What needs to be done: Retype all the records with nothing changed.
[Begin]
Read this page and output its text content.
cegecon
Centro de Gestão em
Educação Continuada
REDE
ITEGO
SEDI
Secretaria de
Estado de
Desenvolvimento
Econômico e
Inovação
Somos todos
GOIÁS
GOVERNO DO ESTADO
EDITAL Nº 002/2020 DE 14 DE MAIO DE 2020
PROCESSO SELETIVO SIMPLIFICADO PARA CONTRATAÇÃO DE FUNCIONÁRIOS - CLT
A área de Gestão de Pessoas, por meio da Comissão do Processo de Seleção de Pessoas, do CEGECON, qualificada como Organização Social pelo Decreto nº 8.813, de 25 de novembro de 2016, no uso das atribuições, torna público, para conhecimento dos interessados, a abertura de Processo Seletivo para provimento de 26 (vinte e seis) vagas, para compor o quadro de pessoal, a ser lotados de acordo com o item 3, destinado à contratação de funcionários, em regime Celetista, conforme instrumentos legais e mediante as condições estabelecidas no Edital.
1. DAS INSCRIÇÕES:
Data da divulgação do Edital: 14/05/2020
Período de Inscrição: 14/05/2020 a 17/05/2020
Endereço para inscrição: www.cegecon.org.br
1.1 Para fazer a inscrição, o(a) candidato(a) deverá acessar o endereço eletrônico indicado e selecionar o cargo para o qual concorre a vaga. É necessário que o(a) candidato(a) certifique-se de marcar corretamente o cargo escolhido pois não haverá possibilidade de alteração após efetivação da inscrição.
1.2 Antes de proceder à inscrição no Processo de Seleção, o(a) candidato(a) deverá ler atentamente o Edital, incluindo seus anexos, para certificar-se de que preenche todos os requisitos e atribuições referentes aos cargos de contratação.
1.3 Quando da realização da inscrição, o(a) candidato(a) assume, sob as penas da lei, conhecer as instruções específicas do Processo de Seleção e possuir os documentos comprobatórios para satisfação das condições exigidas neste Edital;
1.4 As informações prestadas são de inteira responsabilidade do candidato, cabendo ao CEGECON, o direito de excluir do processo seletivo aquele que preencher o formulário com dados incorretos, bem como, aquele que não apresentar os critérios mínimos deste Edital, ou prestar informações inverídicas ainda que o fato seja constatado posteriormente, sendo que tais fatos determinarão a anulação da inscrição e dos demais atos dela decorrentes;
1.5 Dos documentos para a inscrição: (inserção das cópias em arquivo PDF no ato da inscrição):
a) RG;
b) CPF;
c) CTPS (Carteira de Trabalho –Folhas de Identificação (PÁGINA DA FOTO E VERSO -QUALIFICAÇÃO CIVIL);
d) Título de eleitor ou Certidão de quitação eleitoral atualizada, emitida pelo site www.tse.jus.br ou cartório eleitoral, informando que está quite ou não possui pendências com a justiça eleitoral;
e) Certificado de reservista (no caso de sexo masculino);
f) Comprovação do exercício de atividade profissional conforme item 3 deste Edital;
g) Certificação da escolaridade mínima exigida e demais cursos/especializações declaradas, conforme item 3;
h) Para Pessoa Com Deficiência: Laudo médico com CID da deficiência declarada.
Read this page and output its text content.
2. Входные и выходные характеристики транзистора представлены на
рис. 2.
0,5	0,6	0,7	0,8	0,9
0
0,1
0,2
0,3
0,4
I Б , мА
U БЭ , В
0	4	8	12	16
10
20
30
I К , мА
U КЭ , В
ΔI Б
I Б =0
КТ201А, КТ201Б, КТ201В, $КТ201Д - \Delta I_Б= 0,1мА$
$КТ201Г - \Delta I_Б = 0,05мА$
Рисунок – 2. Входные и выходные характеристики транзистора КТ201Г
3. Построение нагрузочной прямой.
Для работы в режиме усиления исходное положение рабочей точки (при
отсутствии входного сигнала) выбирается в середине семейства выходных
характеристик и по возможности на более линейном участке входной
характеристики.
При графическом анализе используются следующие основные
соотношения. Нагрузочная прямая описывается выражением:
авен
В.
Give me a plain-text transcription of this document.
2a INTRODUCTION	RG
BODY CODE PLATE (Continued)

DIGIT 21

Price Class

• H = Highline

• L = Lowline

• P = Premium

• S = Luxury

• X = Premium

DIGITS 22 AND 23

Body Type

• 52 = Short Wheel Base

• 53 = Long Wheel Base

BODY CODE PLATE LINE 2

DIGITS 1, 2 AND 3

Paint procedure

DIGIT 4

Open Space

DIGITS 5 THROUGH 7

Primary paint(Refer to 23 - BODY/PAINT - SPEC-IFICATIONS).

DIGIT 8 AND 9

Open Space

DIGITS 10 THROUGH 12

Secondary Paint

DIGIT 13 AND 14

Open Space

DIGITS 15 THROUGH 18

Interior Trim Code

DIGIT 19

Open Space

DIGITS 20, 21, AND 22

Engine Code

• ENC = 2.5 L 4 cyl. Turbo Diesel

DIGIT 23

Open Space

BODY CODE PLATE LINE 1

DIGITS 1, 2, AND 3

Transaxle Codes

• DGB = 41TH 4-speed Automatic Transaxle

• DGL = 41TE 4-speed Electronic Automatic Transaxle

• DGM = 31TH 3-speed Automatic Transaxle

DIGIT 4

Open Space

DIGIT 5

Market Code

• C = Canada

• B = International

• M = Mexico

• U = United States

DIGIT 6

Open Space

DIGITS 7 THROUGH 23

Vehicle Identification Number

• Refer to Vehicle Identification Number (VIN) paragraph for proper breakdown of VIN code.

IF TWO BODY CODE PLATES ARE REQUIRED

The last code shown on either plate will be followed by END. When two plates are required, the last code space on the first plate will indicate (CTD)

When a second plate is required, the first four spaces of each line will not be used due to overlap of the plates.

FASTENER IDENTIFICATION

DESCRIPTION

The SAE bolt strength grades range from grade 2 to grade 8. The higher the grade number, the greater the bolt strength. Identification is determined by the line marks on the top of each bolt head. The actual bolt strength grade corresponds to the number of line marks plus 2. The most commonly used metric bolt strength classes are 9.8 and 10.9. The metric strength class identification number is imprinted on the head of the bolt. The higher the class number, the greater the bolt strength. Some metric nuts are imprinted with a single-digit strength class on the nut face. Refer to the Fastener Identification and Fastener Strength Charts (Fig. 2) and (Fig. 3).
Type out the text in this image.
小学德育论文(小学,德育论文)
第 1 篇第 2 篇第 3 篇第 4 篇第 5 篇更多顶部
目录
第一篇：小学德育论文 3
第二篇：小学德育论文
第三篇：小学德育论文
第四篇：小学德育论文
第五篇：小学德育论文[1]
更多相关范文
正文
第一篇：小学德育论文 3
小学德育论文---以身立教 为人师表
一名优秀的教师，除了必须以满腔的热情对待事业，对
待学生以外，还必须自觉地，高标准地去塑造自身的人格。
[End]
Output for this exercise:
Read this page and output its text content.
cegecon
Centro de Gestão em
Educação Continuada
REDE
ITEGO
SEDI
Secretaria de
Estado de
Desenvolvimento
Econômico e
Inovação
Somos todos
GOIÁS
GOVERNO DO ESTADO
EDITAL Nº 002/2020 DE 14 DE MAIO DE 2020
PROCESSO SELETIVO SIMPLIFICADO PARA CONTRATAÇÃO DE FUNCIONÁRIOS - CLT
A área de Gestão de Pessoas, por meio da Comissão do Processo de Seleção de Pessoas, do CEGECON, qualificada como Organização Social pelo Decreto nº 8.813, de 25 de novembro de 2016, no uso das atribuições, torna público, para conhecimento dos interessados, a abertura de Processo Seletivo para provimento de 26 (vinte e seis) vagas, para compor o quadro de pessoal, a ser lotados de acordo com o item 3, destinado à contratação de funcionários, em regime Celetista, conforme instrumentos legais e mediante as condições estabelecidas no Edital.
1. DAS INSCRIÇÕES:
Data da divulgação do Edital: 14/05/2020
Período de Inscrição: 14/05/2020 a 17/05/2020
Endereço para inscrição: www.cegecon.org.br
1.1 Para fazer a inscrição, o(a) candidato(a) deverá acessar o endereço eletrônico indicado e selecionar o cargo para o qual concorre a vaga. É necessário que o(a) candidato(a) certifique-se de marcar corretamente o cargo escolhido pois não haverá possibilidade de alteração após efetivação da inscrição.
1.2 Antes de proceder à inscrição no Processo de Seleção, o(a) candidato(a) deverá ler atentamente o Edital, incluindo seus anexos, para certificar-se de que preenche todos os requisitos e atribuições referentes aos cargos de contratação.
1.3 Quando da realização da inscrição, o(a) candidato(a) assume, sob as penas da lei, conhecer as instruções específicas do Processo de Seleção e possuir os documentos comprobatórios para satisfação das condições exigidas neste Edital;
1.4 As informações prestadas são de inteira responsabilidade do candidato, cabendo ao CEGECON, o direito de excluir do processo seletivo aquele que preencher o formulário com dados incorretos, bem como, aquele que não apresentar os critérios mínimos deste Edital, ou prestar informações inverídicas ainda que o fato seja constatado posteriormente, sendo que tais fatos determinarão a anulação da inscrição e dos demais atos dela decorrentes;
1.5 Dos documentos para a inscrição: (inserção das cópias em arquivo PDF no ato da inscrição):
a) RG;
b) CPF;
c) CTPS (Carteira de Trabalho –Folhas de Identificação (PÁGINA DA FOTO E VERSO -QUALIFICAÇÃO CIVIL);
d) Título de eleitor ou Certidão de quitação eleitoral atualizada, emitida pelo site www.tse.jus.br ou cartório eleitoral, informando que está quite ou não possui pendências com a justiça eleitoral;
e) Certificado de reservista (no caso de sexo masculino);
f) Comprovação do exercício de atividade profissional conforme item 3 deste Edital;
g) Certificação da escolaridade mínima exigida e demais cursos/especializações declaradas, conforme item 3;
h) Para Pessoa Com Deficiência: Laudo médico com CID da deficiência declarada.
Read this page and output its text content.
2. Входные и выходные характеристики транзистора представлены на
рис. 2.
0,5	0,6	0,7	0,8	0,9
0
0,1
0,2
0,3
0,4
I Б , мА
U БЭ , В
0	4	8	12	16
10
20
30
I К , мА
U КЭ , В
ΔI Б
I Б =0
КТ201А, КТ201Б, КТ201В, $КТ201Д - \Delta I_Б= 0,1мА$
$КТ201Г - \Delta I_Б = 0,05мА$
Рисунок – 2. Входные и выходные характеристики транзистора КТ201Г
3. Построение нагрузочной прямой.
Для работы в режиме усиления исходное положение рабочей точки (при
отсутствии входного сигнала) выбирается в середине семейства выходных
характеристик и по возможности на более линейном участке входной
характеристики.
При графическом анализе используются следующие основные
соотношения. Нагрузочная прямая описывается выражением:
авен
В.
Give me a plain-text transcription of this document.
2a INTRODUCTION	RG
BODY CODE PLATE (Continued)

DIGIT 21

Price Class

• H = Highline

• L = Lowline

• P = Premium

• S = Luxury

• X = Premium

DIGITS 22 AND 23

Body Type

• 52 = Short Wheel Base

• 53 = Long Wheel Base

BODY CODE PLATE LINE 2

DIGITS 1, 2 AND 3

Paint procedure

DIGIT 4

Open Space

DIGITS 5 THROUGH 7

Primary paint(Refer to 23 - BODY/PAINT - SPEC-IFICATIONS).

DIGIT 8 AND 9

Open Space

DIGITS 10 THROUGH 12

Secondary Paint

DIGIT 13 AND 14

Open Space

DIGITS 15 THROUGH 18

Interior Trim Code

DIGIT 19

Open Space

DIGITS 20, 21, AND 22

Engine Code

• ENC = 2.5 L 4 cyl. Turbo Diesel

DIGIT 23

Open Space

BODY CODE PLATE LINE 1

DIGITS 1, 2, AND 3

Transaxle Codes

• DGB = 41TH 4-speed Automatic Transaxle

• DGL = 41TE 4-speed Electronic Automatic Transaxle

• DGM = 31TH 3-speed Automatic Transaxle

DIGIT 4

Open Space

DIGIT 5

Market Code

• C = Canada

• B = International

• M = Mexico

• U = United States

DIGIT 6

Open Space

DIGITS 7 THROUGH 23

Vehicle Identification Number

• Refer to Vehicle Identification Number (VIN) paragraph for proper breakdown of VIN code.

IF TWO BODY CODE PLATES ARE REQUIRED

The last code shown on either plate will be followed by END. When two plates are required, the last code space on the first plate will indicate (CTD)

When a second plate is required, the first four spaces of each line will not be used due to overlap of the plates.

FASTENER IDENTIFICATION

DESCRIPTION

The SAE bolt strength grades range from grade 2 to grade 8. The higher the grade number, the greater the bolt strength. Identification is determined by the line marks on the top of each bolt head. The actual bolt strength grade corresponds to the number of line marks plus 2. The most commonly used metric bolt strength classes are 9.8 and 10.9. The metric strength class identification number is imprinted on the head of the bolt. The higher the class number, the greater the bolt strength. Some metric nuts are imprinted with a single-digit strength class on the nut face. Refer to the Fastener Identification and Fastener Strength Charts (Fig. 2) and (Fig. 3).
Type out the text in this image.
小学德育论文(小学,德育论文)
第 1 篇第 2 篇第 3 篇第 4 篇第 5 篇更多顶部
目录
第一篇：小学德育论文 3
第二篇：小学德育论文
第三篇：小学德育论文
第四篇：小学德育论文
第五篇：小学德育论文[1]
更多相关范文
正文
第一篇：小学德育论文 3
小学德育论文---以身立教 为人师表
一名优秀的教师，除了必须以满腔的热情对待事业，对
待学生以外，还必须自觉地，高标准地去塑造自身的人格。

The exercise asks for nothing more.